Pictures should be excluded; otherwise, copy every entry exactly.
--- START OF STORED ROWS ---
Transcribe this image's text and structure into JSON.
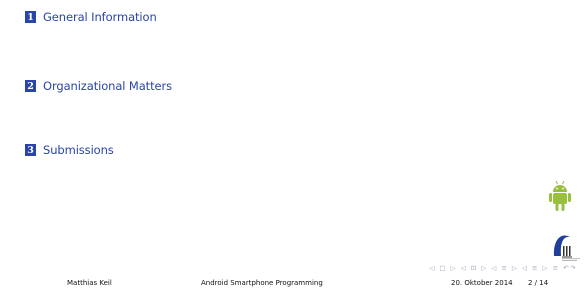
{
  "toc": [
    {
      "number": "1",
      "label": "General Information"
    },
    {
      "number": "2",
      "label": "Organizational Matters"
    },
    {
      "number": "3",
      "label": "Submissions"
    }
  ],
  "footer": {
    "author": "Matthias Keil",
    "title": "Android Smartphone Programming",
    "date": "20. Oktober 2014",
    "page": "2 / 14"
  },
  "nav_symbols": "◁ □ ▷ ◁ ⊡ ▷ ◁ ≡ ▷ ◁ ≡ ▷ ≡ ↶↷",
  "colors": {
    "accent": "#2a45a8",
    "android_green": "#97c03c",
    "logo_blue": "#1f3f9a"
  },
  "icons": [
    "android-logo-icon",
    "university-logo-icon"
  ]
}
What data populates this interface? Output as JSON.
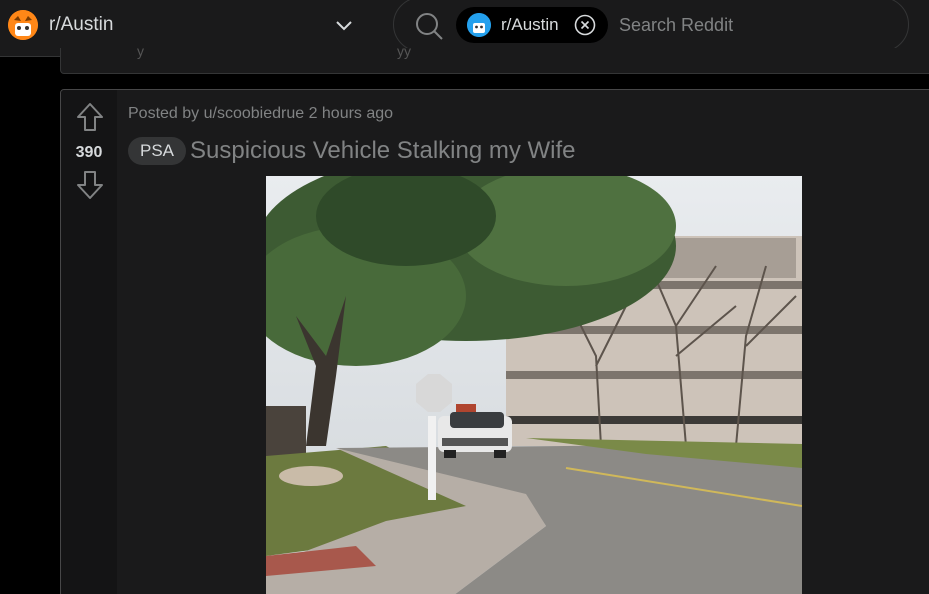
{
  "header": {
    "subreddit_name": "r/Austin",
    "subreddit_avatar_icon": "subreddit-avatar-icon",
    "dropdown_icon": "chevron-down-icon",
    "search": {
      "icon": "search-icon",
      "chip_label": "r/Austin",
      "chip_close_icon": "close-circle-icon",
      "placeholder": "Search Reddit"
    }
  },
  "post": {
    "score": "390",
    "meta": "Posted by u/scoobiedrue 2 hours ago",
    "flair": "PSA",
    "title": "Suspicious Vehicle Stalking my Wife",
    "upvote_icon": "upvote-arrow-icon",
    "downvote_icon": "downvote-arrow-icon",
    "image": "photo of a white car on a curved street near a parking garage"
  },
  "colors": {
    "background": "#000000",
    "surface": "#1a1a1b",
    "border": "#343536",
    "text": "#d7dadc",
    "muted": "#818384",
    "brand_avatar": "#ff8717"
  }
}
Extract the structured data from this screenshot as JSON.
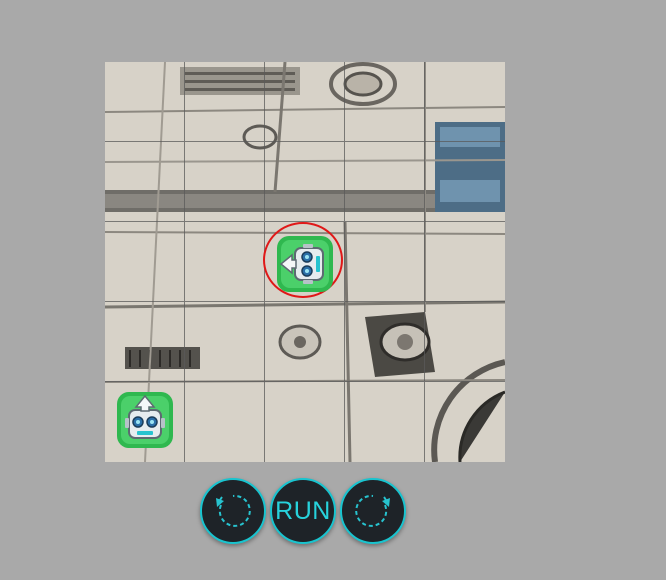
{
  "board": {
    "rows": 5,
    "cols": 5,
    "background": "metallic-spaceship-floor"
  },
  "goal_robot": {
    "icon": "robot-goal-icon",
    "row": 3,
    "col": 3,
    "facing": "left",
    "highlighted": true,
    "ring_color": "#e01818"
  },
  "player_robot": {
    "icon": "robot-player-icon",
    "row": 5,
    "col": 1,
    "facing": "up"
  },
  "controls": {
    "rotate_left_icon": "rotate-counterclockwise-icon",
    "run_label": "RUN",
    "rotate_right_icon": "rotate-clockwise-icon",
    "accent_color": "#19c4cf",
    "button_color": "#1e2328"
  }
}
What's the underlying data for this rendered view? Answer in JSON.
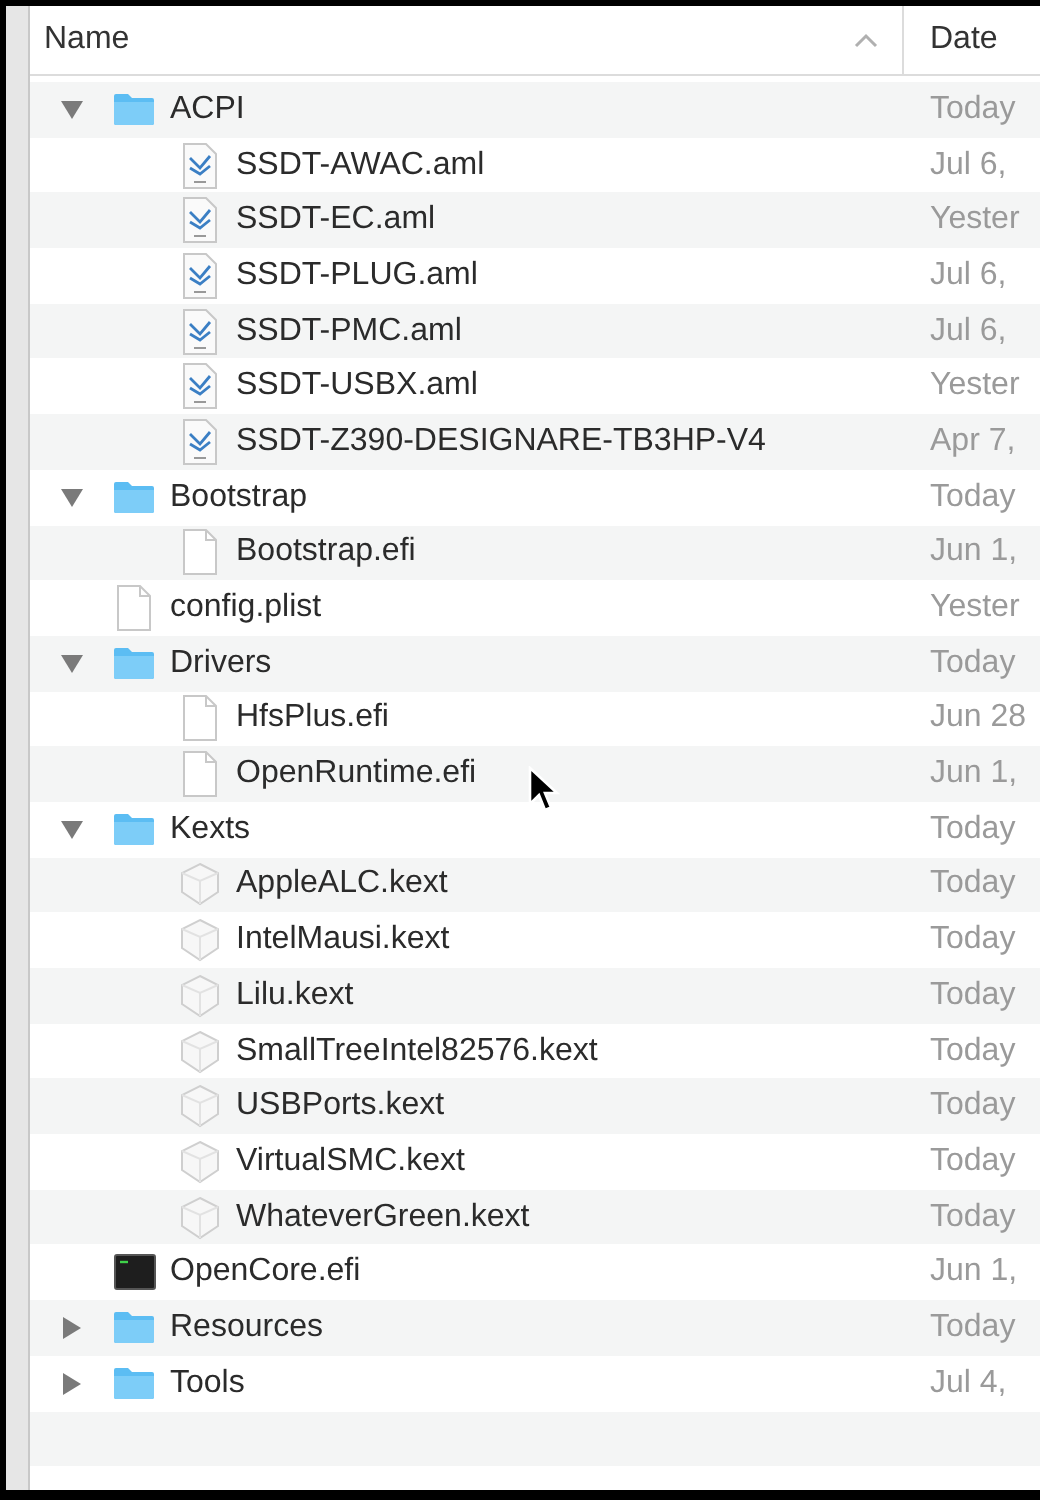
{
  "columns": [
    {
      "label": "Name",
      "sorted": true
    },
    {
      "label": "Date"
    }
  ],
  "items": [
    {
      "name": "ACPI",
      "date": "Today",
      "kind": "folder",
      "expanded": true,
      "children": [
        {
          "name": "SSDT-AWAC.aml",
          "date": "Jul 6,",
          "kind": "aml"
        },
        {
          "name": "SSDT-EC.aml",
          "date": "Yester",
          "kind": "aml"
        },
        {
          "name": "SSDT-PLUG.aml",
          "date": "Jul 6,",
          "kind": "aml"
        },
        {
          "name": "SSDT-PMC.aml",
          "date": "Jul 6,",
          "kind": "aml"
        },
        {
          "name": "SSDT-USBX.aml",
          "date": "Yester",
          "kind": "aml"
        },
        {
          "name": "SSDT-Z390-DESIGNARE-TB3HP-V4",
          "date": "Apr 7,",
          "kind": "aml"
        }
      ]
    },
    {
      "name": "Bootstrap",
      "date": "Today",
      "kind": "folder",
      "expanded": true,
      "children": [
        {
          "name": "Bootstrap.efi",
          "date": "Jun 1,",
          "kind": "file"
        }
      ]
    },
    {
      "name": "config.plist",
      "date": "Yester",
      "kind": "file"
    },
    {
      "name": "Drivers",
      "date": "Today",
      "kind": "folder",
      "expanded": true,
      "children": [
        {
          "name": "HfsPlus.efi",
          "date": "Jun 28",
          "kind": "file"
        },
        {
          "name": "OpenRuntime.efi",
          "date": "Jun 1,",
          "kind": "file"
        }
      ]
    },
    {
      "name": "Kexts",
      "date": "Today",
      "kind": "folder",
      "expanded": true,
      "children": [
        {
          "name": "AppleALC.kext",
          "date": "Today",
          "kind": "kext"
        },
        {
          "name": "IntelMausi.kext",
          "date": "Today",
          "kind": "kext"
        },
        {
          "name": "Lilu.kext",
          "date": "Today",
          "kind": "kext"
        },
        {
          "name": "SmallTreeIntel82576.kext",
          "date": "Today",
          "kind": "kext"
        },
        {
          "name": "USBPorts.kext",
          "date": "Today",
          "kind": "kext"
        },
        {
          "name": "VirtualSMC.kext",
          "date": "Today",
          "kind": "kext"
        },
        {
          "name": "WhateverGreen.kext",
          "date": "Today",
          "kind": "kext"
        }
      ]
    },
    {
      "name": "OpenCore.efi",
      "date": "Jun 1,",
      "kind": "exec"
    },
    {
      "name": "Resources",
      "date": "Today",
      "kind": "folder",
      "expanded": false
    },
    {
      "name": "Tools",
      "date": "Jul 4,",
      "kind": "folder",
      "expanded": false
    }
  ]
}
--- END OF STORED ROWS ---
◆ **IN RESPONSE**
Transcribe this image's text and structure into JSON.
{
  "toc": [
    {
      "number": "1",
      "label": "General Information"
    },
    {
      "number": "2",
      "label": "Organizational Matters"
    },
    {
      "number": "3",
      "label": "Submissions"
    }
  ],
  "footer": {
    "author": "Matthias Keil",
    "title": "Android Smartphone Programming",
    "date": "20. Oktober 2014",
    "page": "2 / 14"
  },
  "nav_symbols": "◁ □ ▷ ◁ ⊡ ▷ ◁ ≡ ▷ ◁ ≡ ▷ ≡ ↶↷",
  "colors": {
    "accent": "#2a45a8",
    "android_green": "#97c03c",
    "logo_blue": "#1f3f9a"
  },
  "icons": [
    "android-logo-icon",
    "university-logo-icon"
  ]
}
What data populates this interface? Output as JSON.
{
  "header": {
    "subreddit_name": "r/Austin",
    "subreddit_avatar_icon": "subreddit-avatar-icon",
    "dropdown_icon": "chevron-down-icon",
    "search": {
      "icon": "search-icon",
      "chip_label": "r/Austin",
      "chip_close_icon": "close-circle-icon",
      "placeholder": "Search Reddit"
    }
  },
  "post": {
    "score": "390",
    "meta": "Posted by u/scoobiedrue 2 hours ago",
    "flair": "PSA",
    "title": "Suspicious Vehicle Stalking my Wife",
    "upvote_icon": "upvote-arrow-icon",
    "downvote_icon": "downvote-arrow-icon",
    "image": "photo of a white car on a curved street near a parking garage"
  },
  "colors": {
    "background": "#000000",
    "surface": "#1a1a1b",
    "border": "#343536",
    "text": "#d7dadc",
    "muted": "#818384",
    "brand_avatar": "#ff8717"
  }
}
Extract the structured data from this screenshot as JSON.
{
  "board": {
    "rows": 5,
    "cols": 5,
    "background": "metallic-spaceship-floor"
  },
  "goal_robot": {
    "icon": "robot-goal-icon",
    "row": 3,
    "col": 3,
    "facing": "left",
    "highlighted": true,
    "ring_color": "#e01818"
  },
  "player_robot": {
    "icon": "robot-player-icon",
    "row": 5,
    "col": 1,
    "facing": "up"
  },
  "controls": {
    "rotate_left_icon": "rotate-counterclockwise-icon",
    "run_label": "RUN",
    "rotate_right_icon": "rotate-clockwise-icon",
    "accent_color": "#19c4cf",
    "button_color": "#1e2328"
  }
}
What's the underlying data for this rendered view? Answer in JSON.
{
  "columns": [
    {
      "label": "Name",
      "sorted": true
    },
    {
      "label": "Date"
    }
  ],
  "items": [
    {
      "name": "ACPI",
      "date": "Today",
      "kind": "folder",
      "expanded": true,
      "children": [
        {
          "name": "SSDT-AWAC.aml",
          "date": "Jul 6,",
          "kind": "aml"
        },
        {
          "name": "SSDT-EC.aml",
          "date": "Yester",
          "kind": "aml"
        },
        {
          "name": "SSDT-PLUG.aml",
          "date": "Jul 6,",
          "kind": "aml"
        },
        {
          "name": "SSDT-PMC.aml",
          "date": "Jul 6,",
          "kind": "aml"
        },
        {
          "name": "SSDT-USBX.aml",
          "date": "Yester",
          "kind": "aml"
        },
        {
          "name": "SSDT-Z390-DESIGNARE-TB3HP-V4",
          "date": "Apr 7,",
          "kind": "aml"
        }
      ]
    },
    {
      "name": "Bootstrap",
      "date": "Today",
      "kind": "folder",
      "expanded": true,
      "children": [
        {
          "name": "Bootstrap.efi",
          "date": "Jun 1,",
          "kind": "file"
        }
      ]
    },
    {
      "name": "config.plist",
      "date": "Yester",
      "kind": "file"
    },
    {
      "name": "Drivers",
      "date": "Today",
      "kind": "folder",
      "expanded": true,
      "children": [
        {
          "name": "HfsPlus.efi",
          "date": "Jun 28",
          "kind": "file"
        },
        {
          "name": "OpenRuntime.efi",
          "date": "Jun 1,",
          "kind": "file"
        }
      ]
    },
    {
      "name": "Kexts",
      "date": "Today",
      "kind": "folder",
      "expanded": true,
      "children": [
        {
          "name": "AppleALC.kext",
          "date": "Today",
          "kind": "kext"
        },
        {
          "name": "IntelMausi.kext",
          "date": "Today",
          "kind": "kext"
        },
        {
          "name": "Lilu.kext",
          "date": "Today",
          "kind": "kext"
        },
        {
          "name": "SmallTreeIntel82576.kext",
          "date": "Today",
          "kind": "kext"
        },
        {
          "name": "USBPorts.kext",
          "date": "Today",
          "kind": "kext"
        },
        {
          "name": "VirtualSMC.kext",
          "date": "Today",
          "kind": "kext"
        },
        {
          "name": "WhateverGreen.kext",
          "date": "Today",
          "kind": "kext"
        }
      ]
    },
    {
      "name": "OpenCore.efi",
      "date": "Jun 1,",
      "kind": "exec"
    },
    {
      "name": "Resources",
      "date": "Today",
      "kind": "folder",
      "expanded": false
    },
    {
      "name": "Tools",
      "date": "Jul 4,",
      "kind": "folder",
      "expanded": false
    }
  ]
}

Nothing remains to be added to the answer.